List every line below containing "note".

___

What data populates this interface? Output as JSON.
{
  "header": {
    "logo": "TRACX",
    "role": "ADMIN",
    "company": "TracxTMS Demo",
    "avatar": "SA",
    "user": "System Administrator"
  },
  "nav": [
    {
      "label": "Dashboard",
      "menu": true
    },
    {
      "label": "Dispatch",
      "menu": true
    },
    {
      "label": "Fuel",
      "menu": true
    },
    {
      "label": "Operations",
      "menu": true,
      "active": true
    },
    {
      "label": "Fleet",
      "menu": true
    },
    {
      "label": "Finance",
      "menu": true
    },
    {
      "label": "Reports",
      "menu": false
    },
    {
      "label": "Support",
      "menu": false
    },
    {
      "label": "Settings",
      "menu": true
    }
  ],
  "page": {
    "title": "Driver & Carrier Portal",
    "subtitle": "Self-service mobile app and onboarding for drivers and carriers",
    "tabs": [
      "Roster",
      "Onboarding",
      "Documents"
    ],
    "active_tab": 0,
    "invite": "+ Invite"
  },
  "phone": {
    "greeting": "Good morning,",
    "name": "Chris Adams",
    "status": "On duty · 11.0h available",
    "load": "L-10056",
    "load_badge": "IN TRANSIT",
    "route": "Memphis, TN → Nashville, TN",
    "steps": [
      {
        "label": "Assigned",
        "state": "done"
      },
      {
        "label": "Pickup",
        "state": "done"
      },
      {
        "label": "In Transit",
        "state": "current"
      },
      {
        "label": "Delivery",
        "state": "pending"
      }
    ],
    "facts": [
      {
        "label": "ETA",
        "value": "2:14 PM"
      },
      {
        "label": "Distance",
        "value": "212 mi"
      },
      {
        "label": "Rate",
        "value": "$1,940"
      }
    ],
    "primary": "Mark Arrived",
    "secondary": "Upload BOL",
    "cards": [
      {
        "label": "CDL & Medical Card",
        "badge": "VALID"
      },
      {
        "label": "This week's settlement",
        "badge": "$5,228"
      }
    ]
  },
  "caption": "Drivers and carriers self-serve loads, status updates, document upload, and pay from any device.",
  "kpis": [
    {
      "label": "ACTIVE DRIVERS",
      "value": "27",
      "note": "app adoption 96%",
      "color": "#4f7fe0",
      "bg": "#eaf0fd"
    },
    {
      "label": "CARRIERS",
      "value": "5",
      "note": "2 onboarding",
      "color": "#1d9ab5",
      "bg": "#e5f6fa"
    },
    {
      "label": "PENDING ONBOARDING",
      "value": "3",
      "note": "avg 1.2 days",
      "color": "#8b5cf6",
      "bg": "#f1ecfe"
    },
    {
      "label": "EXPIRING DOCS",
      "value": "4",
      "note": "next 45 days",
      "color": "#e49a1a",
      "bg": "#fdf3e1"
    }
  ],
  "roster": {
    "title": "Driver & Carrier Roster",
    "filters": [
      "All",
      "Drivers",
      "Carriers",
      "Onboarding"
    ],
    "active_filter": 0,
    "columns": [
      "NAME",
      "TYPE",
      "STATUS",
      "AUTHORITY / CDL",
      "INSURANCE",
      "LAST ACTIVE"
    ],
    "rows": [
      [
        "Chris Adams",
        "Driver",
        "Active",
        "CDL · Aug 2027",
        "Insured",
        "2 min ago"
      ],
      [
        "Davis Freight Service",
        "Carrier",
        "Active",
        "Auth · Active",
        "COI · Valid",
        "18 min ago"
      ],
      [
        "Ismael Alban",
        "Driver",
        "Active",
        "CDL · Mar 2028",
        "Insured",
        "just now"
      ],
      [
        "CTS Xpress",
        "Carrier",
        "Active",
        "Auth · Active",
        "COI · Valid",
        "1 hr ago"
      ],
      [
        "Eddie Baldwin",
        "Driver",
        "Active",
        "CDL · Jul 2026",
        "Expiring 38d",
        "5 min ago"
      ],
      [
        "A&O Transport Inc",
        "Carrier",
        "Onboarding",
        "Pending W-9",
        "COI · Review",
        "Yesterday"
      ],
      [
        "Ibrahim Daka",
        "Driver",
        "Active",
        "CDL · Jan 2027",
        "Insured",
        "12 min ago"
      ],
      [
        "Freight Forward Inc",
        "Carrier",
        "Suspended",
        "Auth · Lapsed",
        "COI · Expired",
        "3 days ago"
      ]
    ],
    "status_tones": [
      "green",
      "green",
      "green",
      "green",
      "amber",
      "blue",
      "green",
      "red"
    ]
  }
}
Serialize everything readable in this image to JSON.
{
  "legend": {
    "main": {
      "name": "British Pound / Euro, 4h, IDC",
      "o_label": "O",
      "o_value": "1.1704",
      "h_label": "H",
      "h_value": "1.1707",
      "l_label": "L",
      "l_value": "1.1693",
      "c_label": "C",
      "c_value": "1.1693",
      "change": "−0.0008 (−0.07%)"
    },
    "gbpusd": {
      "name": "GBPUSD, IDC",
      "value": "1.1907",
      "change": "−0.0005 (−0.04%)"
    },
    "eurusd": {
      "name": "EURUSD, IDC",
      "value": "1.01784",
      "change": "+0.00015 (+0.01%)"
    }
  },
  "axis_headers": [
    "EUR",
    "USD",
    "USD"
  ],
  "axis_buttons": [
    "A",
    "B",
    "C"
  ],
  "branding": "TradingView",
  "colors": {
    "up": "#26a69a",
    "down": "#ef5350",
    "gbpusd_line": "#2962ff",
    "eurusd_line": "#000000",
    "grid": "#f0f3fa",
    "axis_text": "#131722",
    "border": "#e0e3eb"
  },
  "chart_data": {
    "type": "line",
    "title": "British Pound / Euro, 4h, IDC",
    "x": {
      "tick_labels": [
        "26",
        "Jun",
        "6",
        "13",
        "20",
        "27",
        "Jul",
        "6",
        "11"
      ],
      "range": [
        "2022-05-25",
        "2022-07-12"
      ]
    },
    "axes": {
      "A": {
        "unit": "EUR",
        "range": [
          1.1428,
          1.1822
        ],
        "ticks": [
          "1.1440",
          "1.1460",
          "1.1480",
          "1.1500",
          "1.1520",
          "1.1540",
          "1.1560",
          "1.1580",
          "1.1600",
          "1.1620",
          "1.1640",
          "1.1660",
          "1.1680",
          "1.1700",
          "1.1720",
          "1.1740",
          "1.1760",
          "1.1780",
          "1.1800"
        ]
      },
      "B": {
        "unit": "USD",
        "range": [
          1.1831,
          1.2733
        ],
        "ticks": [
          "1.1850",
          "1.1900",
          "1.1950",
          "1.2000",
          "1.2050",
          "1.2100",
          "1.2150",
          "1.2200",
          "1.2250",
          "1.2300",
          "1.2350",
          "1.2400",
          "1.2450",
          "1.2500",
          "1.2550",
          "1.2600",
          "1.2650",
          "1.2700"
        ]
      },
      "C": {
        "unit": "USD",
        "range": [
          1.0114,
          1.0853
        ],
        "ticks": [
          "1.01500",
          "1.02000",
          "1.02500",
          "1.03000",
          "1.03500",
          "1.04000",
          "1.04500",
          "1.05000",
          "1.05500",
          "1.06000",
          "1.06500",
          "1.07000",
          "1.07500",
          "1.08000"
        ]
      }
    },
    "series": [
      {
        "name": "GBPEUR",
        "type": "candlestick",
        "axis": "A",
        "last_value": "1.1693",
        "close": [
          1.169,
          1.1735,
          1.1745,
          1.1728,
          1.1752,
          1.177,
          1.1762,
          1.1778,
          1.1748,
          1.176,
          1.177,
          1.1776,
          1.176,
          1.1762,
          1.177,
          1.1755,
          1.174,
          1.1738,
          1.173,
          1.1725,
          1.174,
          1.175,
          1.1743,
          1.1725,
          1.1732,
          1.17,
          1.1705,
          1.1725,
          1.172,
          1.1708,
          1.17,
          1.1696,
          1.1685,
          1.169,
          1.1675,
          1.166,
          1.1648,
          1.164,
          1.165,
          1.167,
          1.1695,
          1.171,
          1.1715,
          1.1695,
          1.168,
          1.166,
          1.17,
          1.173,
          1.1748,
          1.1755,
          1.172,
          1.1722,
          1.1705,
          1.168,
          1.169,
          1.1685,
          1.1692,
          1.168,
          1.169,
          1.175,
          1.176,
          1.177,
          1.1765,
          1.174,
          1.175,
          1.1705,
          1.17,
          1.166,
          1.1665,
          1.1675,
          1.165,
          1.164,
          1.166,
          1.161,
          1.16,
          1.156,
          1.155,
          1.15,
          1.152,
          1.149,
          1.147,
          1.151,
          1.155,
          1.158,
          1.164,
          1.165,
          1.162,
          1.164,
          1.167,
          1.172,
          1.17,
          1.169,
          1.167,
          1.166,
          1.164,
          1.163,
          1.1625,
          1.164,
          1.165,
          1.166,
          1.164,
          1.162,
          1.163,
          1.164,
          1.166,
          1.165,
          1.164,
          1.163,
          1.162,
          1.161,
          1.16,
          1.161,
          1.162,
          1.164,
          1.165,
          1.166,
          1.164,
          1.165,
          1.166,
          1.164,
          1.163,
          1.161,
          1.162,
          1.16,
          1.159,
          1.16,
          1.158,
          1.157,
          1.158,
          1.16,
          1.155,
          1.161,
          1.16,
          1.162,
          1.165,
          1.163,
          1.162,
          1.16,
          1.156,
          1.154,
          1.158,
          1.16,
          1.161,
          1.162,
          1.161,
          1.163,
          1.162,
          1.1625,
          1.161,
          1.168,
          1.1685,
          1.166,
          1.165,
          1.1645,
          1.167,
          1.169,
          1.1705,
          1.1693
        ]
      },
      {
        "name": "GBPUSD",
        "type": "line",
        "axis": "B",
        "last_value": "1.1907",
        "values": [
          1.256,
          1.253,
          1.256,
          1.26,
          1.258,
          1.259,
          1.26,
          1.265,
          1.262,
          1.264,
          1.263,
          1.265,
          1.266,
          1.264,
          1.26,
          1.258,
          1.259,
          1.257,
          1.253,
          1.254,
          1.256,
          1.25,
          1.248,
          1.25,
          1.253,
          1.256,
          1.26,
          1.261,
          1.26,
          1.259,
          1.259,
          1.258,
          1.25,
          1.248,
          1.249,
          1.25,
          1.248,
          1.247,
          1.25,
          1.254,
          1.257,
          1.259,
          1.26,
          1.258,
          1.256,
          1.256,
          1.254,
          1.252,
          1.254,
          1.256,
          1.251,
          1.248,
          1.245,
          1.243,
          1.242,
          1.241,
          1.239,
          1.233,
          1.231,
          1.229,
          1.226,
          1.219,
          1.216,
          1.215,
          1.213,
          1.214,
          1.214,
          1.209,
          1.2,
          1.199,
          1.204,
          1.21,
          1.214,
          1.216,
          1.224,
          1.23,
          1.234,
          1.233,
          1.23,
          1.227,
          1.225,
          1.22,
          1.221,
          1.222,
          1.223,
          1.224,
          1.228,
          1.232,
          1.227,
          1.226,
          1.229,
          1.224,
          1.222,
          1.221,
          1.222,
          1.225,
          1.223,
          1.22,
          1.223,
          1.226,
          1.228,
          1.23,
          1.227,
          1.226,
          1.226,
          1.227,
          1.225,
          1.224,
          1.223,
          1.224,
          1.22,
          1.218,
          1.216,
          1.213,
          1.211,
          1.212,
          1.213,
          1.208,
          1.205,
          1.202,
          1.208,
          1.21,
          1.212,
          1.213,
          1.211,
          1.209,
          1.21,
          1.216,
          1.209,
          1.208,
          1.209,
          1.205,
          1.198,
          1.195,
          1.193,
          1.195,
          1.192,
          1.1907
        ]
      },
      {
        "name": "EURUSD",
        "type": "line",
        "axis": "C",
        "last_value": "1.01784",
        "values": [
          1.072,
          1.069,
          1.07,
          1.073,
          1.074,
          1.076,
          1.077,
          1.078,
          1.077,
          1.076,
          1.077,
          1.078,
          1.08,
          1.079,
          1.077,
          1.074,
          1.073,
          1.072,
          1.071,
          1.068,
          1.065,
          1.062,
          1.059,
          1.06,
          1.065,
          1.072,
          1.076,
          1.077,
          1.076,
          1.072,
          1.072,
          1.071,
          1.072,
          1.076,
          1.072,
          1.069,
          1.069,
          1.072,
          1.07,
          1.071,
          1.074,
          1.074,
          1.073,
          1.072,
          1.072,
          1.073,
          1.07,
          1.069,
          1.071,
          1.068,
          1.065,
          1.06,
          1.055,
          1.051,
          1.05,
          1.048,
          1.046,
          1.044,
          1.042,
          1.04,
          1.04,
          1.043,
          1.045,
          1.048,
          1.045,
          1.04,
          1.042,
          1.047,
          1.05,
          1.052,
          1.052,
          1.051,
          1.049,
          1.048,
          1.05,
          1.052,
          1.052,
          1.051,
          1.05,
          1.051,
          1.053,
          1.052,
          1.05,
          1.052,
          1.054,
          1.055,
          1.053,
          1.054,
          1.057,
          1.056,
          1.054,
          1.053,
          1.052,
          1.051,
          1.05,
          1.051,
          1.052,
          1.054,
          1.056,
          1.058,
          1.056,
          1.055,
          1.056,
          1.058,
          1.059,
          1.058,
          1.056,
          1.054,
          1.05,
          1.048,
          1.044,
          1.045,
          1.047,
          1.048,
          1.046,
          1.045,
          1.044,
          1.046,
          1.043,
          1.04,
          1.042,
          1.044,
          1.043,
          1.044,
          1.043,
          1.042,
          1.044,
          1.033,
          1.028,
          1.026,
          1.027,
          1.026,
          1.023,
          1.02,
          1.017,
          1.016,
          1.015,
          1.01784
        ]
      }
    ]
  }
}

___

FINAL ANSWER:
      "note": "app adoption 96%",
      "note": "2 onboarding",
      "note": "avg 1.2 days",
      "note": "next 45 days",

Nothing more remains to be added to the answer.